(begin)

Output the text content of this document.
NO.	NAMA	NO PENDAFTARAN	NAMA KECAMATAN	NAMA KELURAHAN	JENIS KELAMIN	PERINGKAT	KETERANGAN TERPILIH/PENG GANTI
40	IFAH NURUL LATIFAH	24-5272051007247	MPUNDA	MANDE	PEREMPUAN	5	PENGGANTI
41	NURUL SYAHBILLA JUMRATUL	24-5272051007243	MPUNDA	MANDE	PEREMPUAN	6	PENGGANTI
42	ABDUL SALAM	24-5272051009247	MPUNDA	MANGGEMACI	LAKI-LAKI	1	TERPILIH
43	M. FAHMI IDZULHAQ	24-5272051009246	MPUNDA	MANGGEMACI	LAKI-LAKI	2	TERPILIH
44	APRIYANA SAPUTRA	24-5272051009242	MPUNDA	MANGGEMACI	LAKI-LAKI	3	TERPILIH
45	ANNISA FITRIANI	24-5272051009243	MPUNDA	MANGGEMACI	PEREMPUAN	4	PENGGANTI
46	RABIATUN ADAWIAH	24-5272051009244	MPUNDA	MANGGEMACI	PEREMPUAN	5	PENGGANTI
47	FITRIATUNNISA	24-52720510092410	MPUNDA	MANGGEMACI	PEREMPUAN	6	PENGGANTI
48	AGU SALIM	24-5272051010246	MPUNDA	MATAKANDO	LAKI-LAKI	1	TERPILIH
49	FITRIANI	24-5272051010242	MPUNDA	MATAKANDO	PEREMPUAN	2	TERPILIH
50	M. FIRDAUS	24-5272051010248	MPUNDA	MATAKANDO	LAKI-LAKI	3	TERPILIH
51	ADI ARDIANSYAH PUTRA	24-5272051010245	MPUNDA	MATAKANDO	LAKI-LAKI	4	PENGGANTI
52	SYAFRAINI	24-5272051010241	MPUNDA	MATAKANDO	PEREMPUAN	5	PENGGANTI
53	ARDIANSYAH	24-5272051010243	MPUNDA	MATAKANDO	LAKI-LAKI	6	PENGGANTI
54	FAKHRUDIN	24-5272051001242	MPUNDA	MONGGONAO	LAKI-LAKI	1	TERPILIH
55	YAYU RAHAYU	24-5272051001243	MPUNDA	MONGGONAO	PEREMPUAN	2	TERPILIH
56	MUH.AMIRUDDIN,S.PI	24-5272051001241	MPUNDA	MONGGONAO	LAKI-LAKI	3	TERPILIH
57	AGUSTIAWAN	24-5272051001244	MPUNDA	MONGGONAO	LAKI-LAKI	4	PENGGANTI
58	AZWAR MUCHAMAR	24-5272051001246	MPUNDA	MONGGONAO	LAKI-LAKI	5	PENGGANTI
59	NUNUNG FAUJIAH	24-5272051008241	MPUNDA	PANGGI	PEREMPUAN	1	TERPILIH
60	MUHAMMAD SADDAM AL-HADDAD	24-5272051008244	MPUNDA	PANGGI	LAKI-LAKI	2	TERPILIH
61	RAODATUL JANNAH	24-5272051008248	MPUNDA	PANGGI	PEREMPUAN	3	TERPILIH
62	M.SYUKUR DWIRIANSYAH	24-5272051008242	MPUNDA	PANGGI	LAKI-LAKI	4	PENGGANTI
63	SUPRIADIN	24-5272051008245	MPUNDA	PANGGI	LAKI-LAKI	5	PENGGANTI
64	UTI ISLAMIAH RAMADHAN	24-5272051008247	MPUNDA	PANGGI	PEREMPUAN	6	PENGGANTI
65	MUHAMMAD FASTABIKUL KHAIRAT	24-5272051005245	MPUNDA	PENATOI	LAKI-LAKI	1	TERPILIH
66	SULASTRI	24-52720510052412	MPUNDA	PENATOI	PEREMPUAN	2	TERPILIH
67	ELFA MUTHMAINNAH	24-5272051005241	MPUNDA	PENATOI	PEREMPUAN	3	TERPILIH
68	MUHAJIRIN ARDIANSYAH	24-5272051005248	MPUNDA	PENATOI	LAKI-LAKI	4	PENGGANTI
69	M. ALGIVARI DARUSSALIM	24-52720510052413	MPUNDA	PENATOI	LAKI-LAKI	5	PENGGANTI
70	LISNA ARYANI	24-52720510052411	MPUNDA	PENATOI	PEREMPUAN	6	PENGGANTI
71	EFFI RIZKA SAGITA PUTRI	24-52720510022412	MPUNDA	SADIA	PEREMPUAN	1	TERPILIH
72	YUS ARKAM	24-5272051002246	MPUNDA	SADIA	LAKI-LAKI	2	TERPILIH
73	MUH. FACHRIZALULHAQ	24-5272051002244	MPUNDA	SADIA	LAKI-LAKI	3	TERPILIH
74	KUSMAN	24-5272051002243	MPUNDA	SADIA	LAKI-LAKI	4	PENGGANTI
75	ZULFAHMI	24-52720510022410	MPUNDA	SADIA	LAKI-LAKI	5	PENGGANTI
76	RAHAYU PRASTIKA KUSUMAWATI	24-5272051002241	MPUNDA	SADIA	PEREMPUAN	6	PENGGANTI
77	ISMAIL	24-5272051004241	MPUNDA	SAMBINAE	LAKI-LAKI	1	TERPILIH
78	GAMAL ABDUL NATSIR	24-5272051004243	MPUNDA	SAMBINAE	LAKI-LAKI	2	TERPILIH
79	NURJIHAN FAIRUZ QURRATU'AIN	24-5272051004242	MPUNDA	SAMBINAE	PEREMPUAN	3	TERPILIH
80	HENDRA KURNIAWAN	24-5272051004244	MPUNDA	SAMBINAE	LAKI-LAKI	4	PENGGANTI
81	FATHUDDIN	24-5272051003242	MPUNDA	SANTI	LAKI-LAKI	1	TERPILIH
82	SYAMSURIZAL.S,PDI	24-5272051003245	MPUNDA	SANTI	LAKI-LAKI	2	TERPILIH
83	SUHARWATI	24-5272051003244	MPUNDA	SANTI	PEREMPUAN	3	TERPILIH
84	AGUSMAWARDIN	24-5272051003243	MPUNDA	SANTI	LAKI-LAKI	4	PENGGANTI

(end)

PROMPT: Collect each line of the entries that has the word "SADIA", copying it in full.

FINISHED EXERCISE:
71	EFFI RIZKA SAGITA PUTRI	24-52720510022412	MPUNDA	SADIA	PEREMPUAN	1	TERPILIH
72	YUS ARKAM	24-5272051002246	MPUNDA	SADIA	LAKI-LAKI	2	TERPILIH
73	MUH. FACHRIZALULHAQ	24-5272051002244	MPUNDA	SADIA	LAKI-LAKI	3	TERPILIH
74	KUSMAN	24-5272051002243	MPUNDA	SADIA	LAKI-LAKI	4	PENGGANTI
75	ZULFAHMI	24-52720510022410	MPUNDA	SADIA	LAKI-LAKI	5	PENGGANTI
76	RAHAYU PRASTIKA KUSUMAWATI	24-5272051002241	MPUNDA	SADIA	PEREMPUAN	6	PENGGANTI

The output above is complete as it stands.